*Task description*. Tally every line of the listing below that holds "screenshot", then give the tally alone.

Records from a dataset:
BEGIN

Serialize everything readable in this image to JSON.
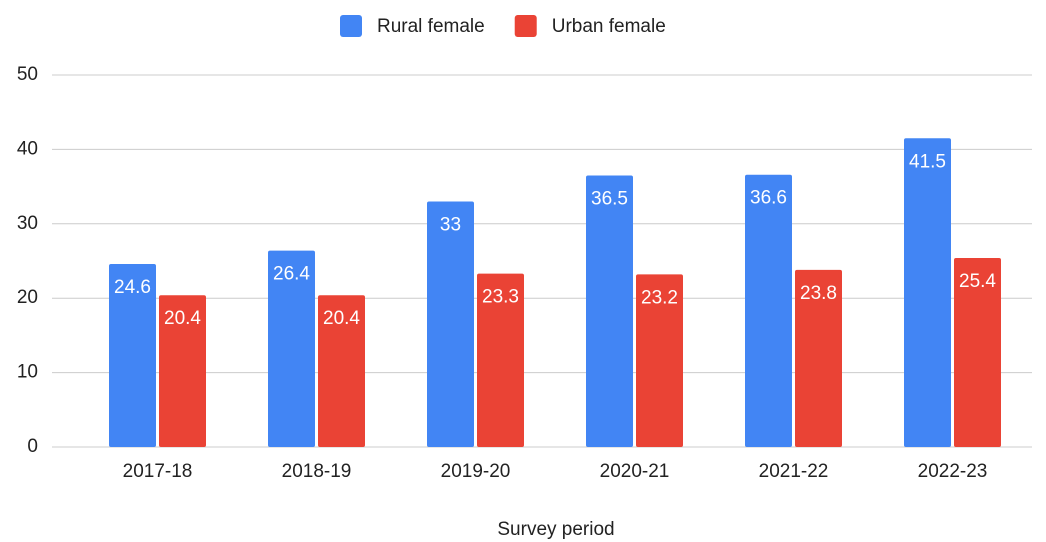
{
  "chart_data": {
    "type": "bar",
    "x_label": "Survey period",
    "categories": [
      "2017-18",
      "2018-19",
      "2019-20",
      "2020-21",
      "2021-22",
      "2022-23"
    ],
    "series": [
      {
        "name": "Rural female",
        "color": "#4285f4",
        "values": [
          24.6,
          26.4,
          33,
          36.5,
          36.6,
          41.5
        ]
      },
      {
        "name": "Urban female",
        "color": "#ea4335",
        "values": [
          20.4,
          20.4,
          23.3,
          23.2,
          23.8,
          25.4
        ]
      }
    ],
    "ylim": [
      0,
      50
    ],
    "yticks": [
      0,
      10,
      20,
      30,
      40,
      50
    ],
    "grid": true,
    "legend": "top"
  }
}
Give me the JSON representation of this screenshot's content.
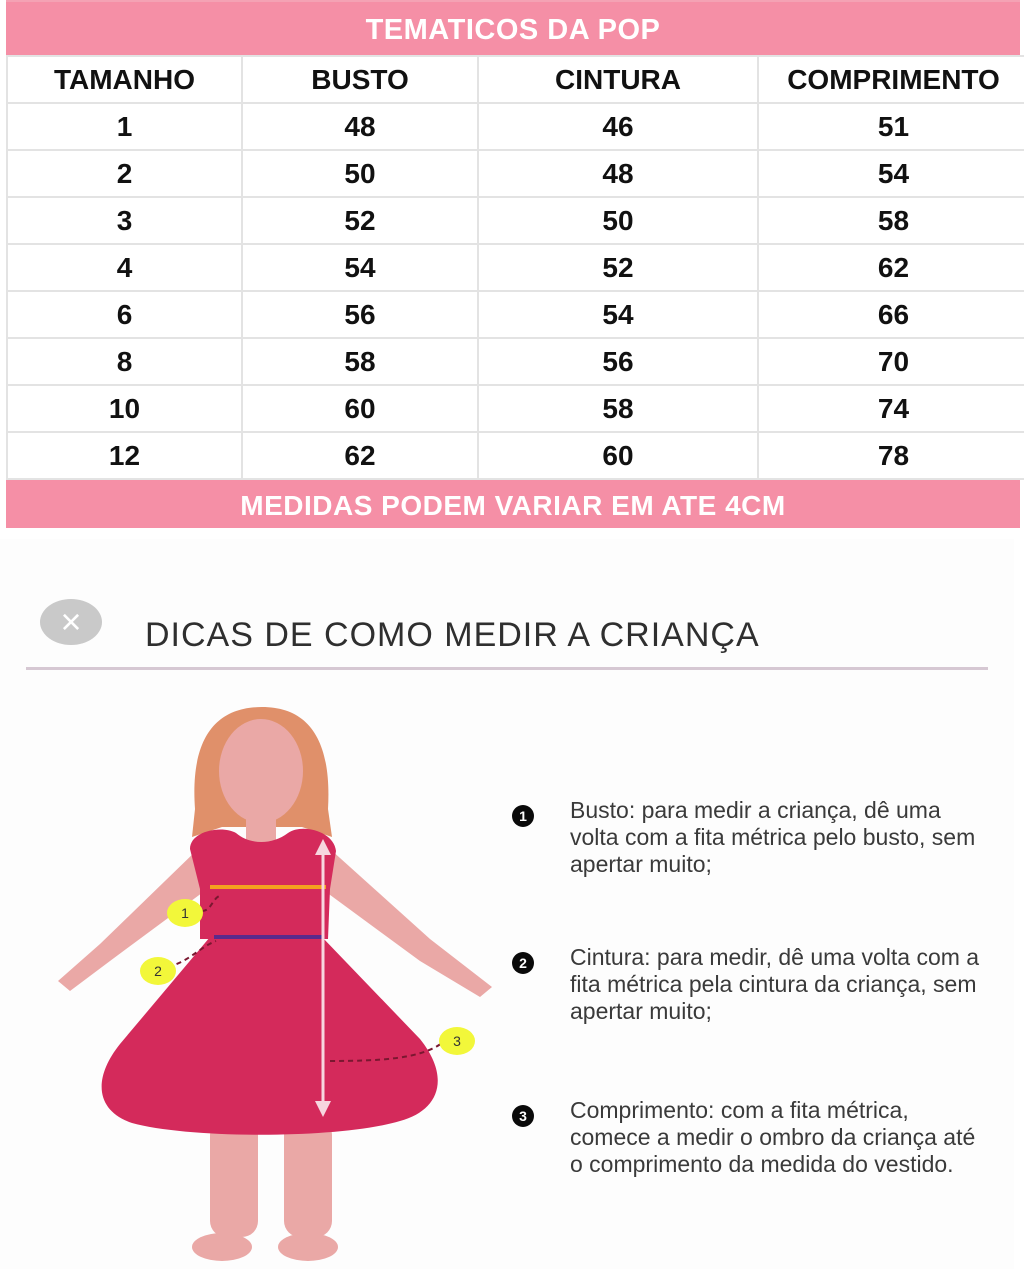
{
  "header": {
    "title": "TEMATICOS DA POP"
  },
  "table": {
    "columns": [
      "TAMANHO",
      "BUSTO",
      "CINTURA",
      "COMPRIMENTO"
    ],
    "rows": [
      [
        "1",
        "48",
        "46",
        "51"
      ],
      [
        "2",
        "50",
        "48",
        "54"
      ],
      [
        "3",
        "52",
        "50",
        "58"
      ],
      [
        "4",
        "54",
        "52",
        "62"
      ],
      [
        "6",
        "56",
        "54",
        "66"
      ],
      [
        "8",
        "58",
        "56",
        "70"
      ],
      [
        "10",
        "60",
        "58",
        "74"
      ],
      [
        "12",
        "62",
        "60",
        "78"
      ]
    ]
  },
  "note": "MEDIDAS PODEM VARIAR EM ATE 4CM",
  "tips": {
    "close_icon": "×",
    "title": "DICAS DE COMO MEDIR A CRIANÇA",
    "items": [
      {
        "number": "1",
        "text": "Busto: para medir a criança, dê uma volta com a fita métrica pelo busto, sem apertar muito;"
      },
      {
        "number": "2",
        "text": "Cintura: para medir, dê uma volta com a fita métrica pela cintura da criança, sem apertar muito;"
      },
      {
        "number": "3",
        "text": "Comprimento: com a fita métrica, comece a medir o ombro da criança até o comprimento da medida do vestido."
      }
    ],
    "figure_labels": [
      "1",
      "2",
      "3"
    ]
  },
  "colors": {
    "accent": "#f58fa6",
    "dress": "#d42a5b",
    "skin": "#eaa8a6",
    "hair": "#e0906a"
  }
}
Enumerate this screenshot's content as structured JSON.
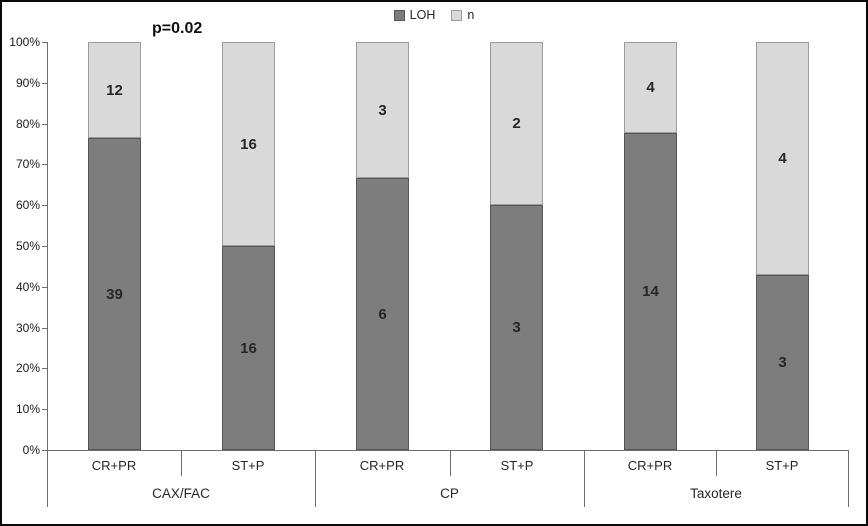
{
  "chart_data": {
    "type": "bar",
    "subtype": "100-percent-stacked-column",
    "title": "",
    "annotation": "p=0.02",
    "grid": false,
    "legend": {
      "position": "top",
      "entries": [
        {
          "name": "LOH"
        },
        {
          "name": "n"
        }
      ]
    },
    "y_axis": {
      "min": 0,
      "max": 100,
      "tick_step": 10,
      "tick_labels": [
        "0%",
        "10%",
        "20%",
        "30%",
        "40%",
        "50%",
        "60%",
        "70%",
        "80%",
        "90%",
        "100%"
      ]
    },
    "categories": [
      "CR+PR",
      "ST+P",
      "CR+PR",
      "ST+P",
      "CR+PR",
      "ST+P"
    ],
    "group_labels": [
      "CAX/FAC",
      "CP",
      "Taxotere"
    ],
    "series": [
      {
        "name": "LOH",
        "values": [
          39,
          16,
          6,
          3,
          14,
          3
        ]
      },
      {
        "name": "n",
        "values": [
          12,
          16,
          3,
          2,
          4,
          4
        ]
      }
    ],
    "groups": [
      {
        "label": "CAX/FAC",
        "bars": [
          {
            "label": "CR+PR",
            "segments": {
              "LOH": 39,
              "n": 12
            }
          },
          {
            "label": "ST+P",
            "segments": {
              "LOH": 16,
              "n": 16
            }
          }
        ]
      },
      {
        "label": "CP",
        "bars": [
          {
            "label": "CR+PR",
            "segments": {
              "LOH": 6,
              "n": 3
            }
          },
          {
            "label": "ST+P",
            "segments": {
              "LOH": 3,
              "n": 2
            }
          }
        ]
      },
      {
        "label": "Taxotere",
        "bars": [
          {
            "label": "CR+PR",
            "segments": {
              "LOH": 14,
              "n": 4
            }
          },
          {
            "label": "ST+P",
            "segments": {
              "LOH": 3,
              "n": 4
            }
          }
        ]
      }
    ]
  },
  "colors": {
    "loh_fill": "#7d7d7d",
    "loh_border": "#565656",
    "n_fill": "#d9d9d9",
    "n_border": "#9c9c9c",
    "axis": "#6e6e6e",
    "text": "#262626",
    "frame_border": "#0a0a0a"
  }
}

END

*In response*. 2